▶ _Goal_:
Could you convert the material below into a JSON list of strings, with one string for each line and the blank lines dropped?

[Entries from a dataset]
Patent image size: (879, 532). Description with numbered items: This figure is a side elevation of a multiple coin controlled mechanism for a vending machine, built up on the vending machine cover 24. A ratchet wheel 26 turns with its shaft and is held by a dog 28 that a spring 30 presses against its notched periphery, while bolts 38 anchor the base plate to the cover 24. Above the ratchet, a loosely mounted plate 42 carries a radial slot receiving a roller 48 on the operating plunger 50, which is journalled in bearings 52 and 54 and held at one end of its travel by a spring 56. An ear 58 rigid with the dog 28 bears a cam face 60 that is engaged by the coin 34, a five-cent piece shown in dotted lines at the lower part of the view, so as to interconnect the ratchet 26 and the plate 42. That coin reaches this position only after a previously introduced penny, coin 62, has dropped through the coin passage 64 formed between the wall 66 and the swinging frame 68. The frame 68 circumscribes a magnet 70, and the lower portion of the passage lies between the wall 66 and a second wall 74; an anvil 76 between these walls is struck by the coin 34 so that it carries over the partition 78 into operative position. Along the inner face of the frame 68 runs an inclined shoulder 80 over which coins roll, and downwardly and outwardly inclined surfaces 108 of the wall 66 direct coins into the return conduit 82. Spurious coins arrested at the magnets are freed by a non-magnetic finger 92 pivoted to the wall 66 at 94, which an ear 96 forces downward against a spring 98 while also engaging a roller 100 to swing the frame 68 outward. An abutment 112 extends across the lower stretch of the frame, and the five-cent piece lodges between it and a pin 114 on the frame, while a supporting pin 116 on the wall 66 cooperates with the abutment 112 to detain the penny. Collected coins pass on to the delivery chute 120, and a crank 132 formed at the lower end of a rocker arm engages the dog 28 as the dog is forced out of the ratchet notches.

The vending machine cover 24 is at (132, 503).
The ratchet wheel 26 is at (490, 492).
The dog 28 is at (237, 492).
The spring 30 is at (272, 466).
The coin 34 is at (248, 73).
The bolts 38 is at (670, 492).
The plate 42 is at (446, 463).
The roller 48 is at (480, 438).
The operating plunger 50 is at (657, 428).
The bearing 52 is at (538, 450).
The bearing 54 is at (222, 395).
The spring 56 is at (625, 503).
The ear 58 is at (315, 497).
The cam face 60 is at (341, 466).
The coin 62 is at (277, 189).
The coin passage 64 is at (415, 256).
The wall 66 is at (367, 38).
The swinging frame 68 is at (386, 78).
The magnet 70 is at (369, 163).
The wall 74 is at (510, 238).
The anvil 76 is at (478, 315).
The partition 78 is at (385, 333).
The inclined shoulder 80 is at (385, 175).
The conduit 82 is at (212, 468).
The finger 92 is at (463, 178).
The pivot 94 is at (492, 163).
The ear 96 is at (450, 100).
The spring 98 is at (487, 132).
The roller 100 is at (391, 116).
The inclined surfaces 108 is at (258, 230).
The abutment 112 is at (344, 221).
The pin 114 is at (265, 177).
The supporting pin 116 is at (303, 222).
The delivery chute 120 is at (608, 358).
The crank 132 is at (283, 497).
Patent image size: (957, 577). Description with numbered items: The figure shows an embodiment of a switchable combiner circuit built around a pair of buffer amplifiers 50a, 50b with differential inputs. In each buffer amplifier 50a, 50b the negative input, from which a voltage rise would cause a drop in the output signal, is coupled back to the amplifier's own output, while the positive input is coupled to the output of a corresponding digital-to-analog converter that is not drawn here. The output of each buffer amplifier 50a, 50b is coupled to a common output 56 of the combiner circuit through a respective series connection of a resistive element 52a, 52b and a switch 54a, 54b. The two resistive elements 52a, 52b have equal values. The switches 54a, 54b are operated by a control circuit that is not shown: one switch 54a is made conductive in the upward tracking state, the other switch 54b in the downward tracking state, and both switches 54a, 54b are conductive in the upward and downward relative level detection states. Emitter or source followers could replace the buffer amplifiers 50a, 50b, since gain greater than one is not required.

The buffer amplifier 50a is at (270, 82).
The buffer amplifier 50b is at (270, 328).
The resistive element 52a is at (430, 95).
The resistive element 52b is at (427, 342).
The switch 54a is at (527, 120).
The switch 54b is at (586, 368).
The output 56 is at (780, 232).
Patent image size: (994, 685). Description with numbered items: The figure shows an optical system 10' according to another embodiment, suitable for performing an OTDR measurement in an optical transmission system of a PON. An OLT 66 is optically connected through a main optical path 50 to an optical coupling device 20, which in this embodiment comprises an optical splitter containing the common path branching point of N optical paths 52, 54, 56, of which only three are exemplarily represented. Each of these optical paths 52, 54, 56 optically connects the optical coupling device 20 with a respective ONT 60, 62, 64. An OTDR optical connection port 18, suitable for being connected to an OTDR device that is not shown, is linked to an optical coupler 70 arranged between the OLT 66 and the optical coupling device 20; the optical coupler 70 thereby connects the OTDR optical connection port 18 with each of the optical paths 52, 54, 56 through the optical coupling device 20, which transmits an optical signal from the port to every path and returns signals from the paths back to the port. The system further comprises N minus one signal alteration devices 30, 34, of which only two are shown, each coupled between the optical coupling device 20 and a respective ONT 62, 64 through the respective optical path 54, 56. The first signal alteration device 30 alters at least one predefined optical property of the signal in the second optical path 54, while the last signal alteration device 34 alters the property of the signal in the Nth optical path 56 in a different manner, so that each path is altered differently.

▶ _Solution to this exercise_:
[
  "Patent image size: (879, 532). Description with numbered items: This figure is a side elevation of a multiple coin controlled mechanism for a vending machine, built up on the vending machine cover 24. A ratchet wheel 26 turns with its shaft and is held by a dog 28 that a spring 30 presses against its notched periphery, while bolts 38 anchor the base plate to the cover 24. Above the ratchet, a loosely mounted plate 42 carries a radial slot receiving a roller 48 on the operating plunger 50, which is journalled in bearings 52 and 54 and held at one end of its travel by a spring 56. An ear 58 rigid with the dog 28 bears a cam face 60 that is engaged by the coin 34, a five-cent piece shown in dotted lines at the lower part of the view, so as to interconnect the ratchet 26 and the plate 42. That coin reaches this position only after a previously introduced penny, coin 62, has dropped through the coin passage 64 formed between the wall 66 and the swinging frame 68. The frame 68 circumscribes a magnet 70, and the lower portion of the passage lies between the wall 66 and a second wall 74; an anvil 76 between these walls is struck by the coin 34 so that it carries over the partition 78 into operative position. Along the inner face of the frame 68 runs an inclined shoulder 80 over which coins roll, and downwardly and outwardly inclined surfaces 108 of the wall 66 direct coins into the return conduit 82. Spurious coins arrested at the magnets are freed by a non-magnetic finger 92 pivoted to the wall 66 at 94, which an ear 96 forces downward against a spring 98 while also engaging a roller 100 to swing the frame 68 outward. An abutment 112 extends across the lower stretch of the frame, and the five-cent piece lodges between it and a pin 114 on the frame, while a supporting pin 116 on the wall 66 cooperates with the abutment 112 to detain the penny. Collected coins pass on to the delivery chute 120, and a crank 132 formed at the lower end of a rocker arm engages the dog 28 as the dog is forced out of the ratchet notches.",
  "The vending machine cover 24 is at (132, 503).",
  "The ratchet wheel 26 is at (490, 492).",
  "The dog 28 is at (237, 492).",
  "The spring 30 is at (272, 466).",
  "The coin 34 is at (248, 73).",
  "The bolts 38 is at (670, 492).",
  "The plate 42 is at (446, 463).",
  "The roller 48 is at (480, 438).",
  "The operating plunger 50 is at (657, 428).",
  "The bearing 52 is at (538, 450).",
  "The bearing 54 is at (222, 395).",
  "The spring 56 is at (625, 503).",
  "The ear 58 is at (315, 497).",
  "The cam face 60 is at (341, 466).",
  "The coin 62 is at (277, 189).",
  "The coin passage 64 is at (415, 256).",
  "The wall 66 is at (367, 38).",
  "The swinging frame 68 is at (386, 78).",
  "The magnet 70 is at (369, 163).",
  "The wall 74 is at (510, 238).",
  "The anvil 76 is at (478, 315).",
  "The partition 78 is at (385, 333).",
  "The inclined shoulder 80 is at (385, 175).",
  "The conduit 82 is at (212, 468).",
  "The finger 92 is at (463, 178).",
  "The pivot 94 is at (492, 163).",
  "The ear 96 is at (450, 100).",
  "The spring 98 is at (487, 132).",
  "The roller 100 is at (391, 116).",
  "The inclined surfaces 108 is at (258, 230).",
  "The abutment 112 is at (344, 221).",
  "The pin 114 is at (265, 177).",
  "The supporting pin 116 is at (303, 222).",
  "The delivery chute 120 is at (608, 358).",
  "The crank 132 is at (283, 497).",
  "Patent image size: (957, 577). Description with numbered items: The figure shows an embodiment of a switchable combiner circuit built around a pair of buffer amplifiers 50a, 50b with differential inputs. In each buffer amplifier 50a, 50b the negative input, from which a voltage rise would cause a drop in the output signal, is coupled back to the amplifier's own output, while the positive input is coupled to the output of a corresponding digital-to-analog converter that is not drawn here. The output of each buffer amplifier 50a, 50b is coupled to a common output 56 of the combiner circuit through a respective series connection of a resistive element 52a, 52b and a switch 54a, 54b. The two resistive elements 52a, 52b have equal values. The switches 54a, 54b are operated by a control circuit that is not shown: one switch 54a is made conductive in the upward tracking state, the other switch 54b in the downward tracking state, and both switches 54a, 54b are conductive in the upward and downward relative level detection states. Emitter or source followers could replace the buffer amplifiers 50a, 50b, since gain greater than one is not required.",
  "The buffer amplifier 50a is at (270, 82).",
  "The buffer amplifier 50b is at (270, 328).",
  "The resistive element 52a is at (430, 95).",
  "The resistive element 52b is at (427, 342).",
  "The switch 54a is at (527, 120).",
  "The switch 54b is at (586, 368).",
  "The output 56 is at (780, 232).",
  "Patent image size: (994, 685). Description with numbered items: The figure shows an optical system 10' according to another embodiment, suitable for performing an OTDR measurement in an optical transmission system of a PON. An OLT 66 is optically connected through a main optical path 50 to an optical coupling device 20, which in this embodiment comprises an optical splitter containing the common path branching point of N optical paths 52, 54, 56, of which only three are exemplarily represented. Each of these optical paths 52, 54, 56 optically connects the optical coupling device 20 with a respective ONT 60, 62, 64. An OTDR optical connection port 18, suitable for being connected to an OTDR device that is not shown, is linked to an optical coupler 70 arranged between the OLT 66 and the optical coupling device 20; the optical coupler 70 thereby connects the OTDR optical connection port 18 with each of the optical paths 52, 54, 56 through the optical coupling device 20, which transmits an optical signal from the port to every path and returns signals from the paths back to the port. The system further comprises N minus one signal alteration devices 30, 34, of which only two are shown, each coupled between the optical coupling device 20 and a respective ONT 62, 64 through the respective optical path 54, 56. The first signal alteration device 30 alters at least one predefined optical property of the signal in the second optical path 54, while the last signal alteration device 34 alters the property of the signal in the Nth optical path 56 in a different manner, so that each path is altered differently."
]